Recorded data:
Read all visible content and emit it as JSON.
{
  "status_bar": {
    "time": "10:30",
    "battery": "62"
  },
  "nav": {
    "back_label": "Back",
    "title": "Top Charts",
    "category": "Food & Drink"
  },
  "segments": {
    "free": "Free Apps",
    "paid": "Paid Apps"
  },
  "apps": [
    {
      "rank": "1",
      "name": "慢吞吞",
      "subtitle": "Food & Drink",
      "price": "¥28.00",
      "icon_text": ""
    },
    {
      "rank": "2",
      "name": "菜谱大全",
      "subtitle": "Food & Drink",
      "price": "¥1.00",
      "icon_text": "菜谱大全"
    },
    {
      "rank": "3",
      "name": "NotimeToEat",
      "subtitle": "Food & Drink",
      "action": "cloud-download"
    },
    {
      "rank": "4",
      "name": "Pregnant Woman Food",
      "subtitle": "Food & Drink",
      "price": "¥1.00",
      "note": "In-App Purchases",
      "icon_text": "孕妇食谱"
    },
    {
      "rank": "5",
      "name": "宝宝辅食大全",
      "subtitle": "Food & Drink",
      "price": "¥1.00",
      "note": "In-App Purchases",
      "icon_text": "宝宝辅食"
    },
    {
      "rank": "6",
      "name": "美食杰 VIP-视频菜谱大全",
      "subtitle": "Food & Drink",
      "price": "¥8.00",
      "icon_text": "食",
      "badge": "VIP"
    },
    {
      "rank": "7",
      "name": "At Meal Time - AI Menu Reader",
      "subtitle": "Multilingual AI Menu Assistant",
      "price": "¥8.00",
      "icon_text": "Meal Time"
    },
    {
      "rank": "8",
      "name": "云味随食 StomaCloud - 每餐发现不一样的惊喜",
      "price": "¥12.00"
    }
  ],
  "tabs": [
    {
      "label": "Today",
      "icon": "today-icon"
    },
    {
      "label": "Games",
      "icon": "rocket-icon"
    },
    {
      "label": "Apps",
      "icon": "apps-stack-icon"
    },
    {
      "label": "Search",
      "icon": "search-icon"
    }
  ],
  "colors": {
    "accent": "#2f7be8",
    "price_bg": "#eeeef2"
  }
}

◆ Set exercise
Find every line that includes the string "name". Report how many there are and nothing else.

◆ Problem solution
8